===== Information provided =====

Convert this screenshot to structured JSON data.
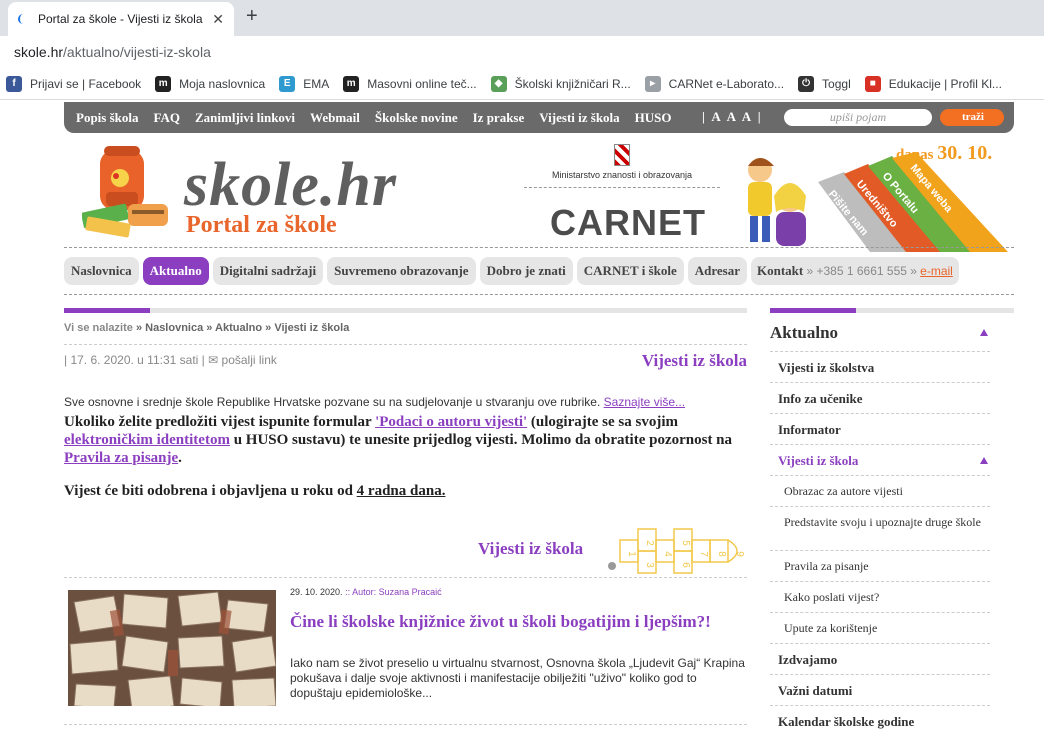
{
  "browser": {
    "tab_title": "Portal za škole - Vijesti iz škola",
    "close_glyph": "✕",
    "new_tab_glyph": "+",
    "url_host": "skole.hr",
    "url_path": "/aktualno/vijesti-iz-skola",
    "bookmarks": [
      {
        "label": "Prijavi se | Facebook",
        "icon": "facebook-icon",
        "color": "#3b5998",
        "glyph": "f"
      },
      {
        "label": "Moja naslovnica",
        "icon": "m-icon",
        "color": "#222222",
        "glyph": "m"
      },
      {
        "label": "EMA",
        "icon": "ema-icon",
        "color": "#2e9ad0",
        "glyph": "E"
      },
      {
        "label": "Masovni online teč...",
        "icon": "m-icon",
        "color": "#222222",
        "glyph": "m"
      },
      {
        "label": "Školski knjižničari R...",
        "icon": "shield-icon",
        "color": "#5aa05a",
        "glyph": "◆"
      },
      {
        "label": "CARNet e-Laborato...",
        "icon": "carnet-icon",
        "color": "#9aa0a6",
        "glyph": "▸"
      },
      {
        "label": "Toggl",
        "icon": "power-icon",
        "color": "#333333",
        "glyph": "⏻"
      },
      {
        "label": "Edukacije | Profil Kl...",
        "icon": "flag-icon",
        "color": "#d93025",
        "glyph": "■"
      }
    ]
  },
  "topnav": {
    "links": [
      "Popis škola",
      "FAQ",
      "Zanimljivi linkovi",
      "Webmail",
      "Školske novine",
      "Iz prakse",
      "Vijesti iz škola",
      "HUSO"
    ],
    "font_size": "| A A A |",
    "search_placeholder": "upiši pojam",
    "search_button": "traži"
  },
  "header": {
    "logo": "skole.hr",
    "subtitle": "Portal za škole",
    "ministry": "Ministarstvo znanosti i obrazovanja",
    "carnet": "CARNET",
    "date_prefix": "danas",
    "date": "30. 10.",
    "ribbons": [
      "Pišite nam",
      "Uredništvo",
      "O Portalu",
      "Mapa weba"
    ]
  },
  "mainnav": {
    "items": [
      "Naslovnica",
      "Aktualno",
      "Digitalni sadržaji",
      "Suvremeno obrazovanje",
      "Dobro je znati",
      "CARNET i škole",
      "Adresar"
    ],
    "active_index": 1,
    "kontakt_label": "Kontakt",
    "kontakt_phone": "» +385 1 6661 555 »",
    "kontakt_email": "e-mail"
  },
  "content": {
    "breadcrumb_label": "Vi se nalazite",
    "breadcrumb": "» Naslovnica » Aktualno » Vijesti iz škola",
    "dateline": "| 17. 6. 2020. u 11:31 sati |",
    "send_link": "pošalji link",
    "section_title": "Vijesti iz škola",
    "intro": "Sve osnovne i srednje škole Republike Hrvatske pozvane su na sudjelovanje u stvaranju ove rubrike.",
    "intro_link": "Saznajte više...",
    "p1_a": "Ukoliko želite predložiti vijest ispunite formular",
    "p1_link1": "'Podaci o autoru vijesti'",
    "p1_b": "(ulogirajte se sa svojim",
    "p1_link2": "elektroničkim identitetom",
    "p1_c": "u HUSO sustavu) te unesite prijedlog vijesti. Molimo da obratite pozornost na",
    "p1_link3": "Pravila za pisanje",
    "p1_d": ".",
    "p2_a": "Vijest će biti odobrena i objavljena u roku od",
    "p2_u": "4 radna dana.",
    "section_title2": "Vijesti iz škola",
    "hopscotch_numbers": [
      "1",
      "2",
      "3",
      "4",
      "5",
      "6",
      "7",
      "8",
      "9"
    ],
    "article": {
      "date": "29. 10. 2020.",
      "author": ":: Autor: Suzana Pracaić",
      "title": "Čine li školske knjižnice život u školi bogatijim i ljepšim?!",
      "text": "Iako nam se život preselio u virtualnu stvarnost, Osnovna škola „Ljudevit Gaj“ Krapina pokušava i dalje svoje aktivnosti i manifestacije obilježiti \"uživo\" koliko god to dopuštaju epidemiološke..."
    }
  },
  "sidebar": {
    "title": "Aktualno",
    "items": [
      {
        "label": "Vijesti iz školstva",
        "type": "item"
      },
      {
        "label": "Info za učenike",
        "type": "item"
      },
      {
        "label": "Informator",
        "type": "item"
      },
      {
        "label": "Vijesti iz škola",
        "type": "active"
      },
      {
        "label": "Obrazac za autore vijesti",
        "type": "sub"
      },
      {
        "label": "Predstavite svoju i upoznajte druge škole",
        "type": "sub2"
      },
      {
        "label": "Pravila za pisanje",
        "type": "sub"
      },
      {
        "label": "Kako poslati vijest?",
        "type": "sub"
      },
      {
        "label": "Upute za korištenje",
        "type": "sub"
      },
      {
        "label": "Izdvajamo",
        "type": "item"
      },
      {
        "label": "Važni datumi",
        "type": "item"
      },
      {
        "label": "Kalendar školske godine",
        "type": "item"
      }
    ]
  },
  "colors": {
    "accent": "#8b3fc0",
    "orange": "#e8662c",
    "date": "#f29a1e"
  }
}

=====

## What is expected:
Retype each line of the listing above word for word. Exclude the pictures.

## Result of the task:
Convert this screenshot to structured JSON data.
{
  "browser": {
    "tab_title": "Portal za škole - Vijesti iz škola",
    "close_glyph": "✕",
    "new_tab_glyph": "+",
    "url_host": "skole.hr",
    "url_path": "/aktualno/vijesti-iz-skola",
    "bookmarks": [
      {
        "label": "Prijavi se | Facebook",
        "icon": "facebook-icon",
        "color": "#3b5998",
        "glyph": "f"
      },
      {
        "label": "Moja naslovnica",
        "icon": "m-icon",
        "color": "#222222",
        "glyph": "m"
      },
      {
        "label": "EMA",
        "icon": "ema-icon",
        "color": "#2e9ad0",
        "glyph": "E"
      },
      {
        "label": "Masovni online teč...",
        "icon": "m-icon",
        "color": "#222222",
        "glyph": "m"
      },
      {
        "label": "Školski knjižničari R...",
        "icon": "shield-icon",
        "color": "#5aa05a",
        "glyph": "◆"
      },
      {
        "label": "CARNet e-Laborato...",
        "icon": "carnet-icon",
        "color": "#9aa0a6",
        "glyph": "▸"
      },
      {
        "label": "Toggl",
        "icon": "power-icon",
        "color": "#333333",
        "glyph": "⏻"
      },
      {
        "label": "Edukacije | Profil Kl...",
        "icon": "flag-icon",
        "color": "#d93025",
        "glyph": "■"
      }
    ]
  },
  "topnav": {
    "links": [
      "Popis škola",
      "FAQ",
      "Zanimljivi linkovi",
      "Webmail",
      "Školske novine",
      "Iz prakse",
      "Vijesti iz škola",
      "HUSO"
    ],
    "font_size": "| A A A |",
    "search_placeholder": "upiši pojam",
    "search_button": "traži"
  },
  "header": {
    "logo": "skole.hr",
    "subtitle": "Portal za škole",
    "ministry": "Ministarstvo znanosti i obrazovanja",
    "carnet": "CARNET",
    "date_prefix": "danas",
    "date": "30. 10.",
    "ribbons": [
      "Pišite nam",
      "Uredništvo",
      "O Portalu",
      "Mapa weba"
    ]
  },
  "mainnav": {
    "items": [
      "Naslovnica",
      "Aktualno",
      "Digitalni sadržaji",
      "Suvremeno obrazovanje",
      "Dobro je znati",
      "CARNET i škole",
      "Adresar"
    ],
    "active_index": 1,
    "kontakt_label": "Kontakt",
    "kontakt_phone": "» +385 1 6661 555 »",
    "kontakt_email": "e-mail"
  },
  "content": {
    "breadcrumb_label": "Vi se nalazite",
    "breadcrumb": "» Naslovnica » Aktualno » Vijesti iz škola",
    "dateline": "| 17. 6. 2020. u 11:31 sati |",
    "send_link": "pošalji link",
    "section_title": "Vijesti iz škola",
    "intro": "Sve osnovne i srednje škole Republike Hrvatske pozvane su na sudjelovanje u stvaranju ove rubrike.",
    "intro_link": "Saznajte više...",
    "p1_a": "Ukoliko želite predložiti vijest ispunite formular",
    "p1_link1": "'Podaci o autoru vijesti'",
    "p1_b": "(ulogirajte se sa svojim",
    "p1_link2": "elektroničkim identitetom",
    "p1_c": "u HUSO sustavu) te unesite prijedlog vijesti. Molimo da obratite pozornost na",
    "p1_link3": "Pravila za pisanje",
    "p1_d": ".",
    "p2_a": "Vijest će biti odobrena i objavljena u roku od",
    "p2_u": "4 radna dana.",
    "section_title2": "Vijesti iz škola",
    "hopscotch_numbers": [
      "1",
      "2",
      "3",
      "4",
      "5",
      "6",
      "7",
      "8",
      "9"
    ],
    "article": {
      "date": "29. 10. 2020.",
      "author": ":: Autor: Suzana Pracaić",
      "title": "Čine li školske knjižnice život u školi bogatijim i ljepšim?!",
      "text": "Iako nam se život preselio u virtualnu stvarnost, Osnovna škola „Ljudevit Gaj“ Krapina pokušava i dalje svoje aktivnosti i manifestacije obilježiti \"uživo\" koliko god to dopuštaju epidemiološke..."
    }
  },
  "sidebar": {
    "title": "Aktualno",
    "items": [
      {
        "label": "Vijesti iz školstva",
        "type": "item"
      },
      {
        "label": "Info za učenike",
        "type": "item"
      },
      {
        "label": "Informator",
        "type": "item"
      },
      {
        "label": "Vijesti iz škola",
        "type": "active"
      },
      {
        "label": "Obrazac za autore vijesti",
        "type": "sub"
      },
      {
        "label": "Predstavite svoju i upoznajte druge škole",
        "type": "sub2"
      },
      {
        "label": "Pravila za pisanje",
        "type": "sub"
      },
      {
        "label": "Kako poslati vijest?",
        "type": "sub"
      },
      {
        "label": "Upute za korištenje",
        "type": "sub"
      },
      {
        "label": "Izdvajamo",
        "type": "item"
      },
      {
        "label": "Važni datumi",
        "type": "item"
      },
      {
        "label": "Kalendar školske godine",
        "type": "item"
      }
    ]
  },
  "colors": {
    "accent": "#8b3fc0",
    "orange": "#e8662c",
    "date": "#f29a1e"
  }
}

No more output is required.